** BEGIN Data supplied **

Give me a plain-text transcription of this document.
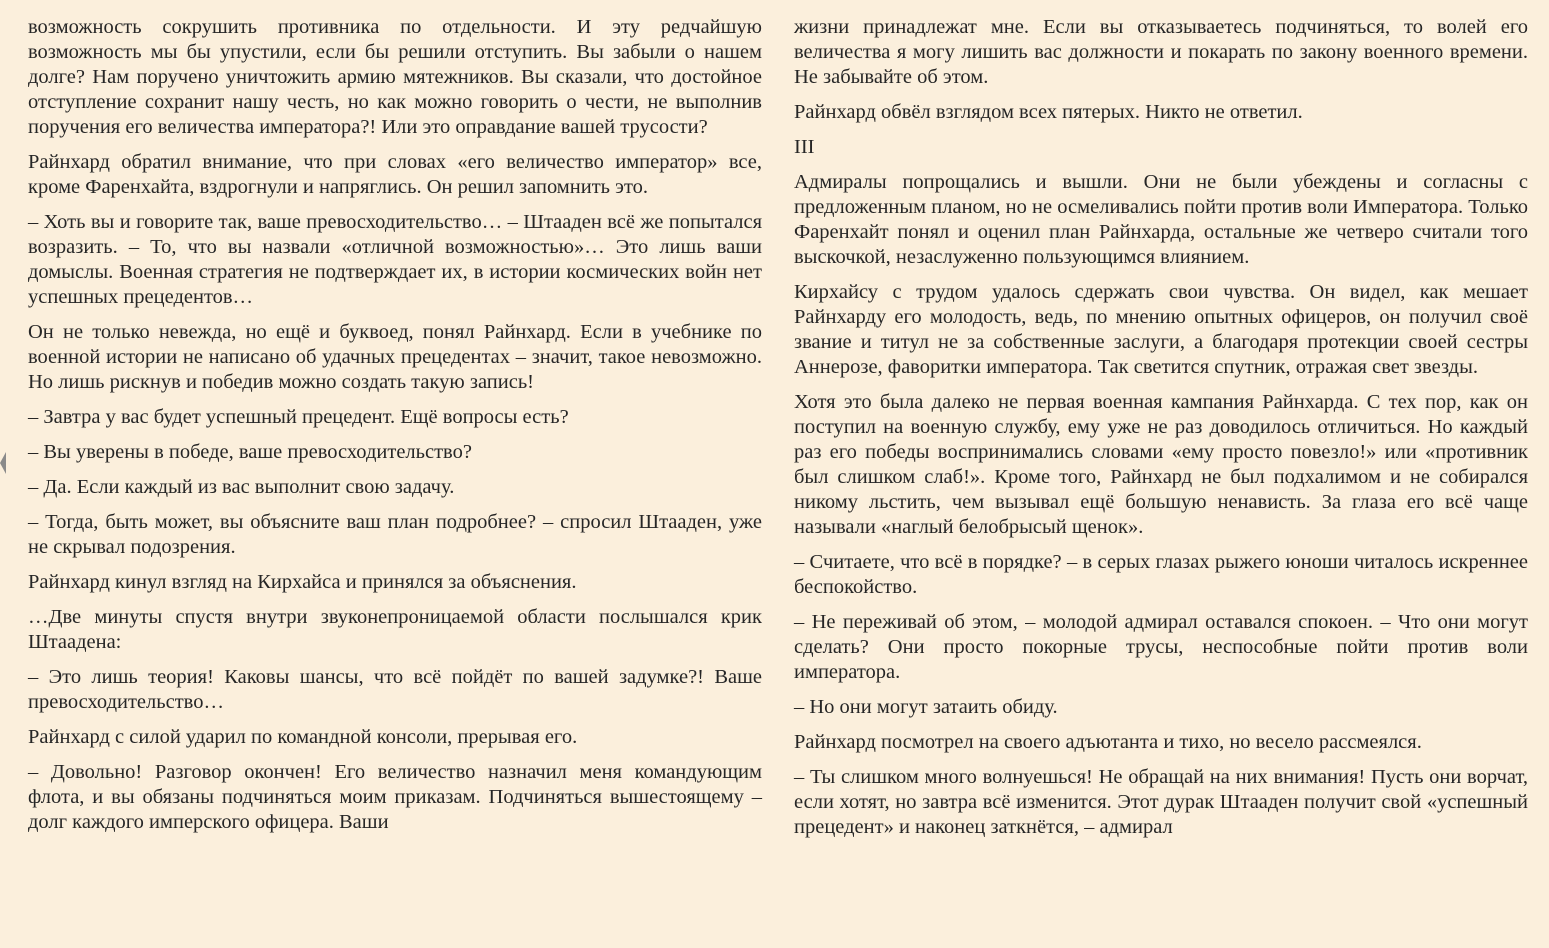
возможность сокрушить противника по отдельности. И эту редчайшую возможность мы бы упустили, если бы решили отступить. Вы забыли о нашем долге? Нам поручено уничтожить армию мятежников. Вы сказали, что достойное отступление сохранит нашу честь, но как можно говорить о чести, не выполнив поручения его величества императора?! Или это оправдание вашей трусости?

Райнхард обратил внимание, что при словах «его величество император» все, кроме Фаренхайта, вздрогнули и напряглись. Он решил запомнить это.

– Хоть вы и говорите так, ваше превосходительство… – Штааден всё же попытался возразить. – То, что вы назвали «отличной возможностью»… Это лишь ваши домыслы. Военная стратегия не подтверждает их, в истории космических войн нет успешных прецедентов…

Он не только невежда, но ещё и буквоед, понял Райнхард. Если в учебнике по военной истории не написано об удачных прецедентах – значит, такое невозможно. Но лишь рискнув и победив можно создать такую запись!

– Завтра у вас будет успешный прецедент. Ещё вопросы есть?

– Вы уверены в победе, ваше превосходительство?

– Да. Если каждый из вас выполнит свою задачу.

– Тогда, быть может, вы объясните ваш план подробнее? – спросил Штааден, уже не скрывал подозрения.

Райнхард кинул взгляд на Кирхайса и принялся за объяснения.

…Две минуты спустя внутри звуконепроницаемой области послышался крик Штаадена:

– Это лишь теория! Каковы шансы, что всё пойдёт по вашей задумке?! Ваше превосходительство…

Райнхард с силой ударил по командной консоли, прерывая его.

– Довольно! Разговор окончен! Его величество назначил меня командующим флота, и вы обязаны подчиняться моим приказам. Подчиняться вышестоящему – долг каждого имперского офицера. Ваши

жизни принадлежат мне. Если вы отказываетесь подчиняться, то волей его величества я могу лишить вас должности и покарать по закону военного времени. Не забывайте об этом.

Райнхард обвёл взглядом всех пятерых. Никто не ответил.

III

Адмиралы попрощались и вышли. Они не были убеждены и согласны с предложенным планом, но не осмеливались пойти против воли Императора. Только Фаренхайт понял и оценил план Райнхарда, остальные же четверо считали того выскочкой, незаслуженно пользующимся влиянием.

Кирхайсу с трудом удалось сдержать свои чувства. Он видел, как мешает Райнхарду его молодость, ведь, по мнению опытных офицеров, он получил своё звание и титул не за собственные заслуги, а благодаря протекции своей сестры Аннерозе, фаворитки императора. Так светится спутник, отражая свет звезды.

Хотя это была далеко не первая военная кампания Райнхарда. С тех пор, как он поступил на военную службу, ему уже не раз доводилось отличиться. Но каждый раз его победы воспринимались словами «ему просто повезло!» или «противник был слишком слаб!». Кроме того, Райнхард не был подхалимом и не собирался никому льстить, чем вызывал ещё большую ненависть. За глаза его всё чаще называли «наглый белобрысый щенок».

– Считаете, что всё в порядке? – в серых глазах рыжего юноши читалось искреннее беспокойство.

– Не переживай об этом, – молодой адмирал оставался спокоен. – Что они могут сделать? Они просто покорные трусы, неспособные пойти против воли императора.

– Но они могут затаить обиду.

Райнхард посмотрел на своего адъютанта и тихо, но весело рассмеялся.

– Ты слишком много волнуешься! Не обращай на них внимания! Пусть они ворчат, если хотят, но завтра всё изменится. Этот дурак Штааден получит свой «успешный прецедент» и наконец заткнётся, – адмирал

** END Data supplied **

*Task to carry out*:
Where a line of the records above holds the word "этом", copy that line.

*Written answer*:
жизни принадлежат мне. Если вы отказываетесь подчиняться, то волей его величества я могу лишить вас должности и покарать по закону военного времени. Не забывайте об этом.
– Не переживай об этом, – молодой адмирал оставался спокоен. – Что они могут сделать? Они просто покорные трусы, неспособные пойти против воли императора.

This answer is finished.